WRITTEN INSTRUCTION ▸ Skip the pictures and quote all of the lines exactly.

DATASET RECORDS ▸
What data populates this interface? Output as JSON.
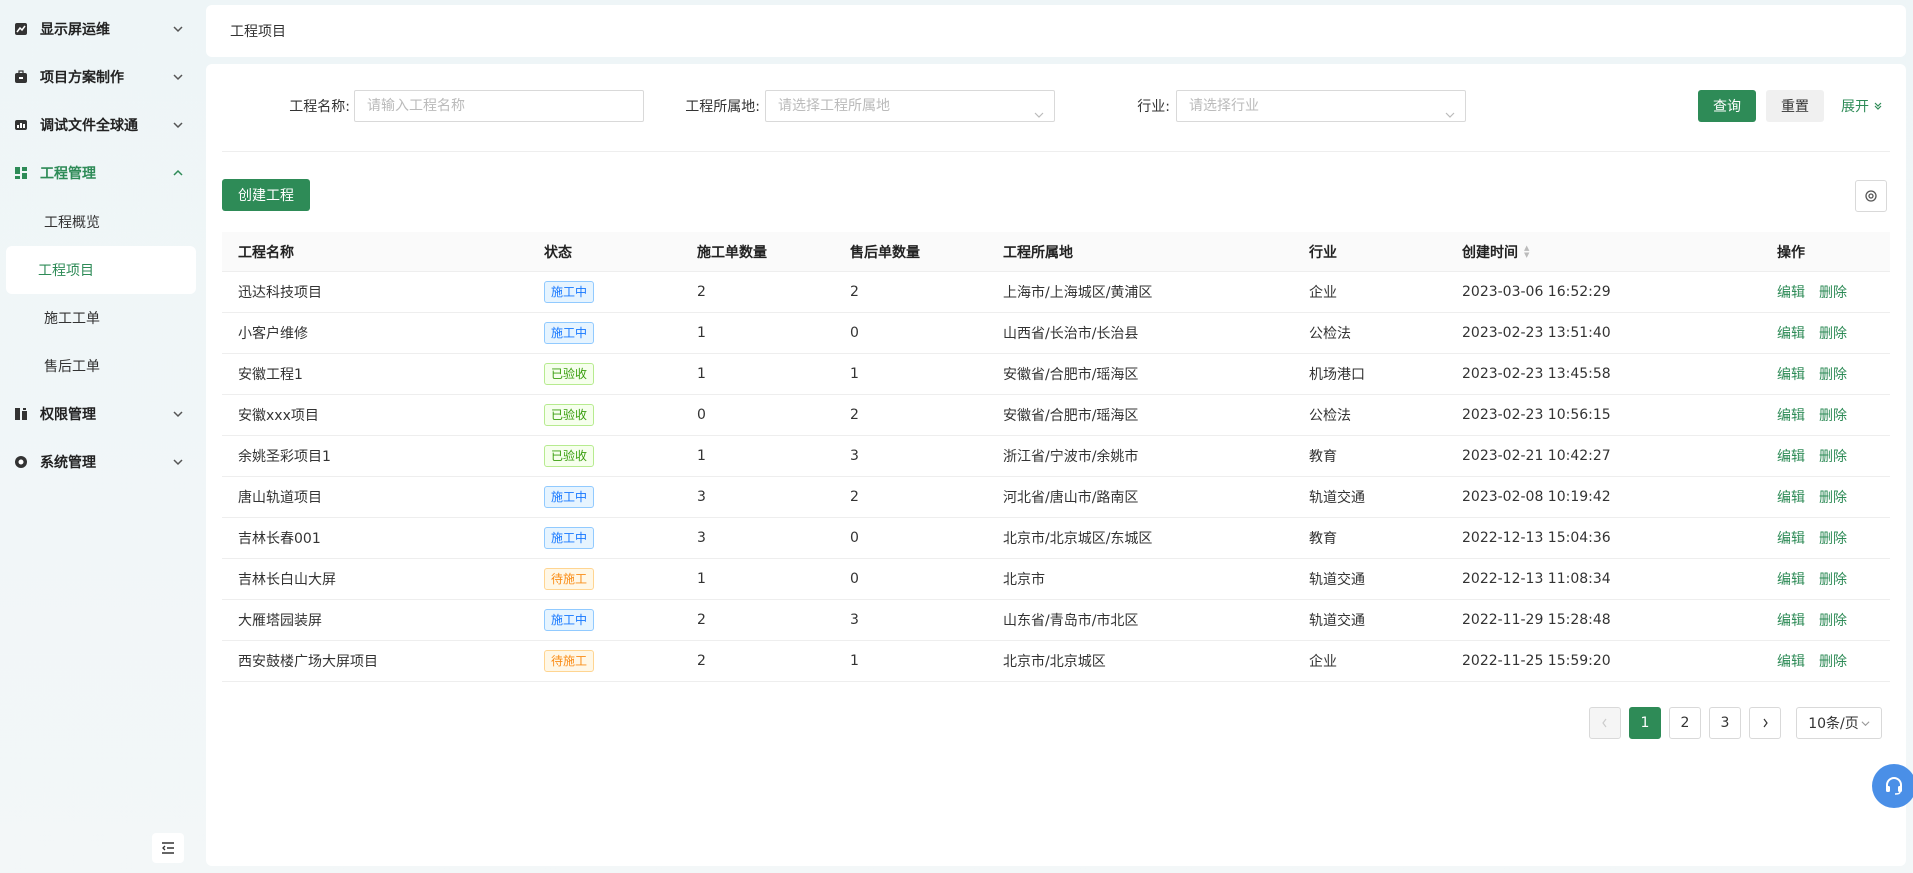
{
  "sidebar": {
    "groups": [
      {
        "label": "显示屏运维",
        "icon": "chart-icon"
      },
      {
        "label": "项目方案制作",
        "icon": "briefcase-icon"
      },
      {
        "label": "调试文件全球通",
        "icon": "dashboard-icon"
      },
      {
        "label": "工程管理",
        "icon": "grid-icon"
      },
      {
        "label": "权限管理",
        "icon": "permission-icon"
      },
      {
        "label": "系统管理",
        "icon": "system-icon"
      }
    ],
    "sub_items": [
      "工程概览",
      "工程项目",
      "施工工单",
      "售后工单"
    ],
    "active_sub": "工程项目"
  },
  "breadcrumb": "工程项目",
  "filters": {
    "name_label": "工程名称:",
    "name_placeholder": "请输入工程名称",
    "location_label": "工程所属地:",
    "location_placeholder": "请选择工程所属地",
    "industry_label": "行业:",
    "industry_placeholder": "请选择行业",
    "query": "查询",
    "reset": "重置",
    "expand": "展开"
  },
  "create_button": "创建工程",
  "table": {
    "headers": [
      "工程名称",
      "状态",
      "施工单数量",
      "售后单数量",
      "工程所属地",
      "行业",
      "创建时间",
      "操作"
    ],
    "edit": "编辑",
    "delete": "删除",
    "rows": [
      {
        "name": "迅达科技项目",
        "status": "施工中",
        "build": "2",
        "after": "2",
        "location": "上海市/上海城区/黄浦区",
        "industry": "企业",
        "created": "2023-03-06 16:52:29"
      },
      {
        "name": "小客户维修",
        "status": "施工中",
        "build": "1",
        "after": "0",
        "location": "山西省/长治市/长治县",
        "industry": "公检法",
        "created": "2023-02-23 13:51:40"
      },
      {
        "name": "安徽工程1",
        "status": "已验收",
        "build": "1",
        "after": "1",
        "location": "安徽省/合肥市/瑶海区",
        "industry": "机场港口",
        "created": "2023-02-23 13:45:58"
      },
      {
        "name": "安徽xxx项目",
        "status": "已验收",
        "build": "0",
        "after": "2",
        "location": "安徽省/合肥市/瑶海区",
        "industry": "公检法",
        "created": "2023-02-23 10:56:15"
      },
      {
        "name": "余姚圣彩项目1",
        "status": "已验收",
        "build": "1",
        "after": "3",
        "location": "浙江省/宁波市/余姚市",
        "industry": "教育",
        "created": "2023-02-21 10:42:27"
      },
      {
        "name": "唐山轨道项目",
        "status": "施工中",
        "build": "3",
        "after": "2",
        "location": "河北省/唐山市/路南区",
        "industry": "轨道交通",
        "created": "2023-02-08 10:19:42"
      },
      {
        "name": "吉林长春001",
        "status": "施工中",
        "build": "3",
        "after": "0",
        "location": "北京市/北京城区/东城区",
        "industry": "教育",
        "created": "2022-12-13 15:04:36"
      },
      {
        "name": "吉林长白山大屏",
        "status": "待施工",
        "build": "1",
        "after": "0",
        "location": "北京市",
        "industry": "轨道交通",
        "created": "2022-12-13 11:08:34"
      },
      {
        "name": "大雁塔园装屏",
        "status": "施工中",
        "build": "2",
        "after": "3",
        "location": "山东省/青岛市/市北区",
        "industry": "轨道交通",
        "created": "2022-11-29 15:28:48"
      },
      {
        "name": "西安鼓楼广场大屏项目",
        "status": "待施工",
        "build": "2",
        "after": "1",
        "location": "北京市/北京城区",
        "industry": "企业",
        "created": "2022-11-25 15:59:20"
      }
    ]
  },
  "pagination": {
    "pages": [
      "1",
      "2",
      "3"
    ],
    "current": "1",
    "page_size": "10条/页"
  },
  "status_colors": {
    "施工中": "#1677ff",
    "已验收": "#389e0d",
    "待施工": "#fa8c16"
  },
  "accent_color": "#2e8b57"
}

FINAL RESULT ▸
What data populates this interface? Output as JSON.
{
  "sidebar": {
    "groups": [
      {
        "label": "显示屏运维",
        "icon": "chart-icon"
      },
      {
        "label": "项目方案制作",
        "icon": "briefcase-icon"
      },
      {
        "label": "调试文件全球通",
        "icon": "dashboard-icon"
      },
      {
        "label": "工程管理",
        "icon": "grid-icon"
      },
      {
        "label": "权限管理",
        "icon": "permission-icon"
      },
      {
        "label": "系统管理",
        "icon": "system-icon"
      }
    ],
    "sub_items": [
      "工程概览",
      "工程项目",
      "施工工单",
      "售后工单"
    ],
    "active_sub": "工程项目"
  },
  "breadcrumb": "工程项目",
  "filters": {
    "name_label": "工程名称:",
    "name_placeholder": "请输入工程名称",
    "location_label": "工程所属地:",
    "location_placeholder": "请选择工程所属地",
    "industry_label": "行业:",
    "industry_placeholder": "请选择行业",
    "query": "查询",
    "reset": "重置",
    "expand": "展开"
  },
  "create_button": "创建工程",
  "table": {
    "headers": [
      "工程名称",
      "状态",
      "施工单数量",
      "售后单数量",
      "工程所属地",
      "行业",
      "创建时间",
      "操作"
    ],
    "edit": "编辑",
    "delete": "删除",
    "rows": [
      {
        "name": "迅达科技项目",
        "status": "施工中",
        "build": "2",
        "after": "2",
        "location": "上海市/上海城区/黄浦区",
        "industry": "企业",
        "created": "2023-03-06 16:52:29"
      },
      {
        "name": "小客户维修",
        "status": "施工中",
        "build": "1",
        "after": "0",
        "location": "山西省/长治市/长治县",
        "industry": "公检法",
        "created": "2023-02-23 13:51:40"
      },
      {
        "name": "安徽工程1",
        "status": "已验收",
        "build": "1",
        "after": "1",
        "location": "安徽省/合肥市/瑶海区",
        "industry": "机场港口",
        "created": "2023-02-23 13:45:58"
      },
      {
        "name": "安徽xxx项目",
        "status": "已验收",
        "build": "0",
        "after": "2",
        "location": "安徽省/合肥市/瑶海区",
        "industry": "公检法",
        "created": "2023-02-23 10:56:15"
      },
      {
        "name": "余姚圣彩项目1",
        "status": "已验收",
        "build": "1",
        "after": "3",
        "location": "浙江省/宁波市/余姚市",
        "industry": "教育",
        "created": "2023-02-21 10:42:27"
      },
      {
        "name": "唐山轨道项目",
        "status": "施工中",
        "build": "3",
        "after": "2",
        "location": "河北省/唐山市/路南区",
        "industry": "轨道交通",
        "created": "2023-02-08 10:19:42"
      },
      {
        "name": "吉林长春001",
        "status": "施工中",
        "build": "3",
        "after": "0",
        "location": "北京市/北京城区/东城区",
        "industry": "教育",
        "created": "2022-12-13 15:04:36"
      },
      {
        "name": "吉林长白山大屏",
        "status": "待施工",
        "build": "1",
        "after": "0",
        "location": "北京市",
        "industry": "轨道交通",
        "created": "2022-12-13 11:08:34"
      },
      {
        "name": "大雁塔园装屏",
        "status": "施工中",
        "build": "2",
        "after": "3",
        "location": "山东省/青岛市/市北区",
        "industry": "轨道交通",
        "created": "2022-11-29 15:28:48"
      },
      {
        "name": "西安鼓楼广场大屏项目",
        "status": "待施工",
        "build": "2",
        "after": "1",
        "location": "北京市/北京城区",
        "industry": "企业",
        "created": "2022-11-25 15:59:20"
      }
    ]
  },
  "pagination": {
    "pages": [
      "1",
      "2",
      "3"
    ],
    "current": "1",
    "page_size": "10条/页"
  },
  "status_colors": {
    "施工中": "#1677ff",
    "已验收": "#389e0d",
    "待施工": "#fa8c16"
  },
  "accent_color": "#2e8b57"
}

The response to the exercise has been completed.